* Listed entries
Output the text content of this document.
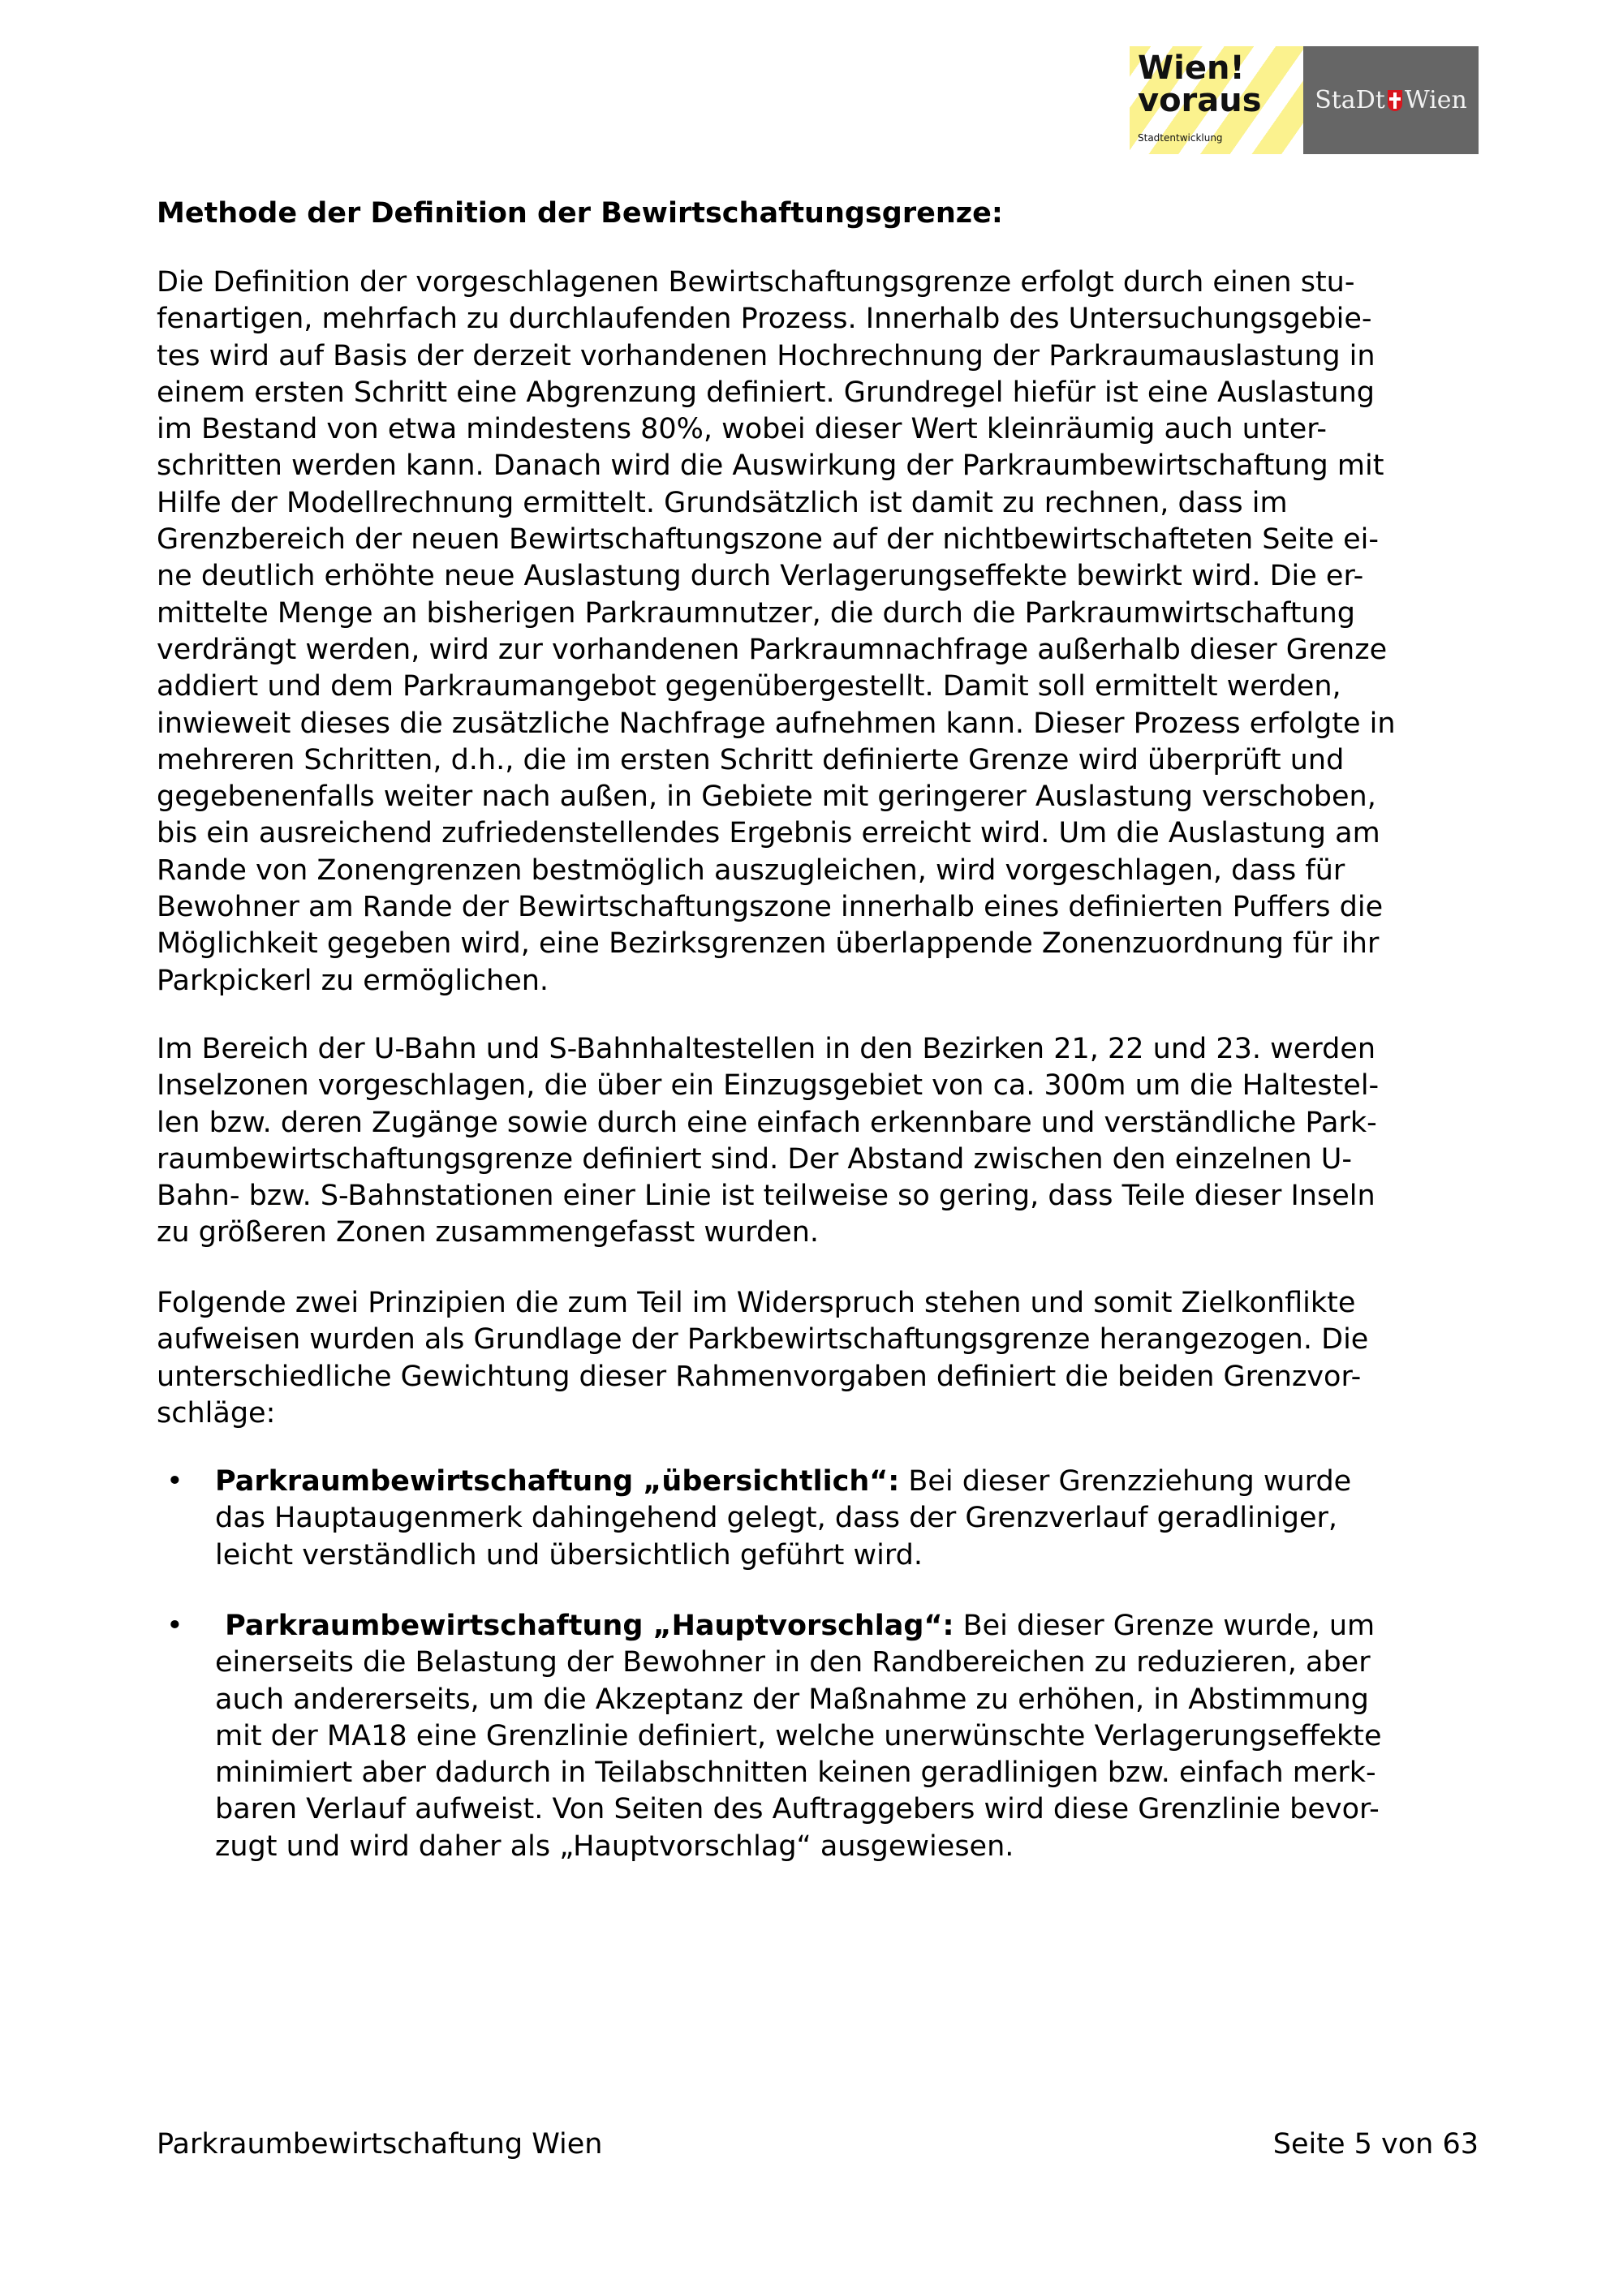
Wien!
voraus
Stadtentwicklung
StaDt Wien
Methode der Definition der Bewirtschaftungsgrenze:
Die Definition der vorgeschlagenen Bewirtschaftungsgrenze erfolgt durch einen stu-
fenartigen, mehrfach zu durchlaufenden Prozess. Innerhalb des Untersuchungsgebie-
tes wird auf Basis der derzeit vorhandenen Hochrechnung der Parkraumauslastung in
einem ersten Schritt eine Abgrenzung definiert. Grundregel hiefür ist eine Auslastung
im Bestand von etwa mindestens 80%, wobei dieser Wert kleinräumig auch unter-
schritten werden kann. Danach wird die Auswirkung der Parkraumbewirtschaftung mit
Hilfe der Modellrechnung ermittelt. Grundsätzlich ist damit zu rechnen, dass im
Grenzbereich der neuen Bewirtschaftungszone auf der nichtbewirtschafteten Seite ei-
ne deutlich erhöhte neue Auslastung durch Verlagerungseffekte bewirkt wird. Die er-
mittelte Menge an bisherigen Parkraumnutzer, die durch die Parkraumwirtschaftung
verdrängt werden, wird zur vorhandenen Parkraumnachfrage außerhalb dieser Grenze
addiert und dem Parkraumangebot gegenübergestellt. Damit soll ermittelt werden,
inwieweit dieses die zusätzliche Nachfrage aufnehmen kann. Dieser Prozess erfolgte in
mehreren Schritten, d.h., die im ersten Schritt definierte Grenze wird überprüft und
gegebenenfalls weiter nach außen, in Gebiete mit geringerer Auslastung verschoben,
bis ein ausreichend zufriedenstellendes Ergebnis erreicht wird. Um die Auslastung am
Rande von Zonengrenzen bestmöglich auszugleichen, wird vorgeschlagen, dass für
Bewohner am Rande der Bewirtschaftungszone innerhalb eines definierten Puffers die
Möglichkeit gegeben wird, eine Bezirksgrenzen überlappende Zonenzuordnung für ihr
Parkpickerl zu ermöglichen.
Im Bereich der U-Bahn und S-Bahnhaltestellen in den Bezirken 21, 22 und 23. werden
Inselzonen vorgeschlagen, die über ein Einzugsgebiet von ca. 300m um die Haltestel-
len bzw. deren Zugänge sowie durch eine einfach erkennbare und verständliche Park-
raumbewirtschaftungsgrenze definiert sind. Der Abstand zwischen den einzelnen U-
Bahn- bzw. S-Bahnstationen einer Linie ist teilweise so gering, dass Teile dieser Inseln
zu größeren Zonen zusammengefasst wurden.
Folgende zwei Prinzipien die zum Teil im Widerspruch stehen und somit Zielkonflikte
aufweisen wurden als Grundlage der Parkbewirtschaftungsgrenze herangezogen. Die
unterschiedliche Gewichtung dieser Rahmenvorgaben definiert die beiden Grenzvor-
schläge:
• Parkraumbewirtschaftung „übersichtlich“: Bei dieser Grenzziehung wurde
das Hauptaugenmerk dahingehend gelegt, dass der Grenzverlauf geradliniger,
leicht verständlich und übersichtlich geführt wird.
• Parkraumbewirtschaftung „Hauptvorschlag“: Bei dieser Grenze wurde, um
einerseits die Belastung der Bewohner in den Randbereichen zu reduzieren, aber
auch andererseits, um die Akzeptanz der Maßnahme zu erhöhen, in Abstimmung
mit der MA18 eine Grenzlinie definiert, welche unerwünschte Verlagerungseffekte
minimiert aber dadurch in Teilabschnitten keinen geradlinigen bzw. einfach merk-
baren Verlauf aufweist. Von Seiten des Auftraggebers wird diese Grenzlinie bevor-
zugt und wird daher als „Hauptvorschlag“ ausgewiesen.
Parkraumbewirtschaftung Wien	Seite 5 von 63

* Task goal
Leave out the pictures and give the listing above again exactly.

* Expected output
Output the text content of this document.
Wien!
voraus
Stadtentwicklung
StaDt Wien
Methode der Definition der Bewirtschaftungsgrenze:
Die Definition der vorgeschlagenen Bewirtschaftungsgrenze erfolgt durch einen stu-
fenartigen, mehrfach zu durchlaufenden Prozess. Innerhalb des Untersuchungsgebie-
tes wird auf Basis der derzeit vorhandenen Hochrechnung der Parkraumauslastung in
einem ersten Schritt eine Abgrenzung definiert. Grundregel hiefür ist eine Auslastung
im Bestand von etwa mindestens 80%, wobei dieser Wert kleinräumig auch unter-
schritten werden kann. Danach wird die Auswirkung der Parkraumbewirtschaftung mit
Hilfe der Modellrechnung ermittelt. Grundsätzlich ist damit zu rechnen, dass im
Grenzbereich der neuen Bewirtschaftungszone auf der nichtbewirtschafteten Seite ei-
ne deutlich erhöhte neue Auslastung durch Verlagerungseffekte bewirkt wird. Die er-
mittelte Menge an bisherigen Parkraumnutzer, die durch die Parkraumwirtschaftung
verdrängt werden, wird zur vorhandenen Parkraumnachfrage außerhalb dieser Grenze
addiert und dem Parkraumangebot gegenübergestellt. Damit soll ermittelt werden,
inwieweit dieses die zusätzliche Nachfrage aufnehmen kann. Dieser Prozess erfolgte in
mehreren Schritten, d.h., die im ersten Schritt definierte Grenze wird überprüft und
gegebenenfalls weiter nach außen, in Gebiete mit geringerer Auslastung verschoben,
bis ein ausreichend zufriedenstellendes Ergebnis erreicht wird. Um die Auslastung am
Rande von Zonengrenzen bestmöglich auszugleichen, wird vorgeschlagen, dass für
Bewohner am Rande der Bewirtschaftungszone innerhalb eines definierten Puffers die
Möglichkeit gegeben wird, eine Bezirksgrenzen überlappende Zonenzuordnung für ihr
Parkpickerl zu ermöglichen.
Im Bereich der U-Bahn und S-Bahnhaltestellen in den Bezirken 21, 22 und 23. werden
Inselzonen vorgeschlagen, die über ein Einzugsgebiet von ca. 300m um die Haltestel-
len bzw. deren Zugänge sowie durch eine einfach erkennbare und verständliche Park-
raumbewirtschaftungsgrenze definiert sind. Der Abstand zwischen den einzelnen U-
Bahn- bzw. S-Bahnstationen einer Linie ist teilweise so gering, dass Teile dieser Inseln
zu größeren Zonen zusammengefasst wurden.
Folgende zwei Prinzipien die zum Teil im Widerspruch stehen und somit Zielkonflikte
aufweisen wurden als Grundlage der Parkbewirtschaftungsgrenze herangezogen. Die
unterschiedliche Gewichtung dieser Rahmenvorgaben definiert die beiden Grenzvor-
schläge:
• Parkraumbewirtschaftung „übersichtlich“: Bei dieser Grenzziehung wurde
das Hauptaugenmerk dahingehend gelegt, dass der Grenzverlauf geradliniger,
leicht verständlich und übersichtlich geführt wird.
• Parkraumbewirtschaftung „Hauptvorschlag“: Bei dieser Grenze wurde, um
einerseits die Belastung der Bewohner in den Randbereichen zu reduzieren, aber
auch andererseits, um die Akzeptanz der Maßnahme zu erhöhen, in Abstimmung
mit der MA18 eine Grenzlinie definiert, welche unerwünschte Verlagerungseffekte
minimiert aber dadurch in Teilabschnitten keinen geradlinigen bzw. einfach merk-
baren Verlauf aufweist. Von Seiten des Auftraggebers wird diese Grenzlinie bevor-
zugt und wird daher als „Hauptvorschlag“ ausgewiesen.
Parkraumbewirtschaftung Wien	Seite 5 von 63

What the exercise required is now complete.